begin Material provided

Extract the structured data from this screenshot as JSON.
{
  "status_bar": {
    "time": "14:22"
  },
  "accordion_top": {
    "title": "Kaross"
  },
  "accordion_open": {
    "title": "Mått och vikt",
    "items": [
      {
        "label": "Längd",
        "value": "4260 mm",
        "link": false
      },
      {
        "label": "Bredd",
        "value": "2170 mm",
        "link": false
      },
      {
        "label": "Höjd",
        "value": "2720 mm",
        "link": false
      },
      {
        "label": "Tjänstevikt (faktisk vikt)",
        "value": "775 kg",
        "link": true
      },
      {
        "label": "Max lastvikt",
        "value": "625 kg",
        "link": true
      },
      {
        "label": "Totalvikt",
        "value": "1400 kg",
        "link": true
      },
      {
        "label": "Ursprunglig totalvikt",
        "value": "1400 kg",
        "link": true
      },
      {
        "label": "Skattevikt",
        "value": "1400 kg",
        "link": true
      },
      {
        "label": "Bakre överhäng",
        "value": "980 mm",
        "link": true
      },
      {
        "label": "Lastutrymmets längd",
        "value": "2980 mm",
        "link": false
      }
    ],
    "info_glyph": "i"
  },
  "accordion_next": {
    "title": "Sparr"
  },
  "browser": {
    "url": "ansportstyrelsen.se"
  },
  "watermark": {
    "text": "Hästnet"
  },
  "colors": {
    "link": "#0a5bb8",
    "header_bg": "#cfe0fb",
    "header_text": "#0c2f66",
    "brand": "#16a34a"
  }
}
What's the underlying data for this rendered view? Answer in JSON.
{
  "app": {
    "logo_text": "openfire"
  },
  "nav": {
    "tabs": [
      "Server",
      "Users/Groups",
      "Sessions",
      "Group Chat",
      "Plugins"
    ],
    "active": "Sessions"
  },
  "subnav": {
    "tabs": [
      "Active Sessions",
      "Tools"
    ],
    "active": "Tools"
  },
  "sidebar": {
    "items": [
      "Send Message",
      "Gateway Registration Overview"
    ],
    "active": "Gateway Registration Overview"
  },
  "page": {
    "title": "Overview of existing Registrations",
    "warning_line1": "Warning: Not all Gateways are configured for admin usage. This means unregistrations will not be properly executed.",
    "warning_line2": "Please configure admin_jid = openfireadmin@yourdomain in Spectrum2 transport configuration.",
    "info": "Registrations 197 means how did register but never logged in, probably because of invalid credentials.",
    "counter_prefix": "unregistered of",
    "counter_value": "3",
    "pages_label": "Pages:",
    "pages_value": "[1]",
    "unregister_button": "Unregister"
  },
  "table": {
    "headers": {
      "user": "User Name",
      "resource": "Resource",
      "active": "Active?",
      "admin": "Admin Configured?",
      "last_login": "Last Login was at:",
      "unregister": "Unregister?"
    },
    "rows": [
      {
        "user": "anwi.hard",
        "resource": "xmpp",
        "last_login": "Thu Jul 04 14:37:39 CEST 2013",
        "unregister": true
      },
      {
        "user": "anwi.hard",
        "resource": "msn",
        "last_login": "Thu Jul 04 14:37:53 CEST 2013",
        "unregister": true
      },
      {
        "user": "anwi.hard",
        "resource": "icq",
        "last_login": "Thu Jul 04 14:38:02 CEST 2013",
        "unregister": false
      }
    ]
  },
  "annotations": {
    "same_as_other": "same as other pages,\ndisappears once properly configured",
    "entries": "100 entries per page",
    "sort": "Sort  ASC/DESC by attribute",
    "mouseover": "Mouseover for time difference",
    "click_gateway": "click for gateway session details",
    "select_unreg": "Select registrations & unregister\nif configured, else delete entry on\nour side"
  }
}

end Material provided

» Stated exercise
Print all of the entries exactly as they appear.

» Exercise result
Extract the structured data from this screenshot as JSON.
{
  "status_bar": {
    "time": "14:22"
  },
  "accordion_top": {
    "title": "Kaross"
  },
  "accordion_open": {
    "title": "Mått och vikt",
    "items": [
      {
        "label": "Längd",
        "value": "4260 mm",
        "link": false
      },
      {
        "label": "Bredd",
        "value": "2170 mm",
        "link": false
      },
      {
        "label": "Höjd",
        "value": "2720 mm",
        "link": false
      },
      {
        "label": "Tjänstevikt (faktisk vikt)",
        "value": "775 kg",
        "link": true
      },
      {
        "label": "Max lastvikt",
        "value": "625 kg",
        "link": true
      },
      {
        "label": "Totalvikt",
        "value": "1400 kg",
        "link": true
      },
      {
        "label": "Ursprunglig totalvikt",
        "value": "1400 kg",
        "link": true
      },
      {
        "label": "Skattevikt",
        "value": "1400 kg",
        "link": true
      },
      {
        "label": "Bakre överhäng",
        "value": "980 mm",
        "link": true
      },
      {
        "label": "Lastutrymmets längd",
        "value": "2980 mm",
        "link": false
      }
    ],
    "info_glyph": "i"
  },
  "accordion_next": {
    "title": "Sparr"
  },
  "browser": {
    "url": "ansportstyrelsen.se"
  },
  "watermark": {
    "text": "Hästnet"
  },
  "colors": {
    "link": "#0a5bb8",
    "header_bg": "#cfe0fb",
    "header_text": "#0c2f66",
    "brand": "#16a34a"
  }
}
What's the underlying data for this rendered view? Answer in JSON.
{
  "app": {
    "logo_text": "openfire"
  },
  "nav": {
    "tabs": [
      "Server",
      "Users/Groups",
      "Sessions",
      "Group Chat",
      "Plugins"
    ],
    "active": "Sessions"
  },
  "subnav": {
    "tabs": [
      "Active Sessions",
      "Tools"
    ],
    "active": "Tools"
  },
  "sidebar": {
    "items": [
      "Send Message",
      "Gateway Registration Overview"
    ],
    "active": "Gateway Registration Overview"
  },
  "page": {
    "title": "Overview of existing Registrations",
    "warning_line1": "Warning: Not all Gateways are configured for admin usage. This means unregistrations will not be properly executed.",
    "warning_line2": "Please configure admin_jid = openfireadmin@yourdomain in Spectrum2 transport configuration.",
    "info": "Registrations 197 means how did register but never logged in, probably because of invalid credentials.",
    "counter_prefix": "unregistered of",
    "counter_value": "3",
    "pages_label": "Pages:",
    "pages_value": "[1]",
    "unregister_button": "Unregister"
  },
  "table": {
    "headers": {
      "user": "User Name",
      "resource": "Resource",
      "active": "Active?",
      "admin": "Admin Configured?",
      "last_login": "Last Login was at:",
      "unregister": "Unregister?"
    },
    "rows": [
      {
        "user": "anwi.hard",
        "resource": "xmpp",
        "last_login": "Thu Jul 04 14:37:39 CEST 2013",
        "unregister": true
      },
      {
        "user": "anwi.hard",
        "resource": "msn",
        "last_login": "Thu Jul 04 14:37:53 CEST 2013",
        "unregister": true
      },
      {
        "user": "anwi.hard",
        "resource": "icq",
        "last_login": "Thu Jul 04 14:38:02 CEST 2013",
        "unregister": false
      }
    ]
  },
  "annotations": {
    "same_as_other": "same as other pages,\ndisappears once properly configured",
    "entries": "100 entries per page",
    "sort": "Sort  ASC/DESC by attribute",
    "mouseover": "Mouseover for time difference",
    "click_gateway": "click for gateway session details",
    "select_unreg": "Select registrations & unregister\nif configured, else delete entry on\nour side"
  }
}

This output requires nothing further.